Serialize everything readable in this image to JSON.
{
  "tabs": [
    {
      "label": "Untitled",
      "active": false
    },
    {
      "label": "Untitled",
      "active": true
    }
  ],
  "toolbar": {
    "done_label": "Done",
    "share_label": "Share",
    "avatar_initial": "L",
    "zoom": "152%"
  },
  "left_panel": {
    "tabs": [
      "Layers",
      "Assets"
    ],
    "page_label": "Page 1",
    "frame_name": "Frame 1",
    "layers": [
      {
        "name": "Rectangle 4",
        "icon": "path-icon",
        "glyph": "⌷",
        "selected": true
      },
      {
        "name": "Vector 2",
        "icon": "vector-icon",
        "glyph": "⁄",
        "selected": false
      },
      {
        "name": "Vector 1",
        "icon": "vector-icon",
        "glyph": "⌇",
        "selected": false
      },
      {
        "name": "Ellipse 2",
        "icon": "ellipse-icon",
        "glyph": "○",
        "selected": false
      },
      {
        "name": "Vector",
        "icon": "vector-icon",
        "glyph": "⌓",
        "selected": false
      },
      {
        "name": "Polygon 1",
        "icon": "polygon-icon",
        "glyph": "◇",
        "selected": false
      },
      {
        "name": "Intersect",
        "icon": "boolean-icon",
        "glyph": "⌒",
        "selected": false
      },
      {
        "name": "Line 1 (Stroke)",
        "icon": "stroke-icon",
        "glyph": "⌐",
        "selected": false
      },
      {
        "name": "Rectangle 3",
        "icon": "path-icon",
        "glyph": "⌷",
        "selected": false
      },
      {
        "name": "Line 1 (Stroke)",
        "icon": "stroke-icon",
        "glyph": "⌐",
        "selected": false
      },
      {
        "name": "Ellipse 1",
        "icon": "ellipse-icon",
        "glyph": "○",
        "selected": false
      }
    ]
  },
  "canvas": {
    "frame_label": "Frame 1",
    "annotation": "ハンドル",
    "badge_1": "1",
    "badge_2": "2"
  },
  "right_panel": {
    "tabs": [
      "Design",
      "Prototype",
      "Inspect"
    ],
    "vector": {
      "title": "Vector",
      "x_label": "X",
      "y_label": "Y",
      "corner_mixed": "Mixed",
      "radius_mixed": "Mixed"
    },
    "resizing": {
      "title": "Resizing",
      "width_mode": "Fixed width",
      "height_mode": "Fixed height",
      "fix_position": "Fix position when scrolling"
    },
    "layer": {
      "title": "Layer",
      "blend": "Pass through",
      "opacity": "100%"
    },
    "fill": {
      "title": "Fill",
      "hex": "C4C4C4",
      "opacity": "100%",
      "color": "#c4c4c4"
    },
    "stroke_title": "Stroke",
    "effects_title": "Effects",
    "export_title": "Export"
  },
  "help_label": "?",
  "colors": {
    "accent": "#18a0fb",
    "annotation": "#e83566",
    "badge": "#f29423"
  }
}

━━━━━━━━━━━━━━━━━━━━

> DESCRIPTION OF THE TASK: Copy out all lines that carry the word "glyph".

> PROBLEM SOLUTION:
        "glyph": "⌷",
        "glyph": "⁄",
        "glyph": "⌇",
        "glyph": "○",
        "glyph": "⌓",
        "glyph": "◇",
        "glyph": "⌒",
        "glyph": "⌐",
        "glyph": "⌷",
        "glyph": "⌐",
        "glyph": "○",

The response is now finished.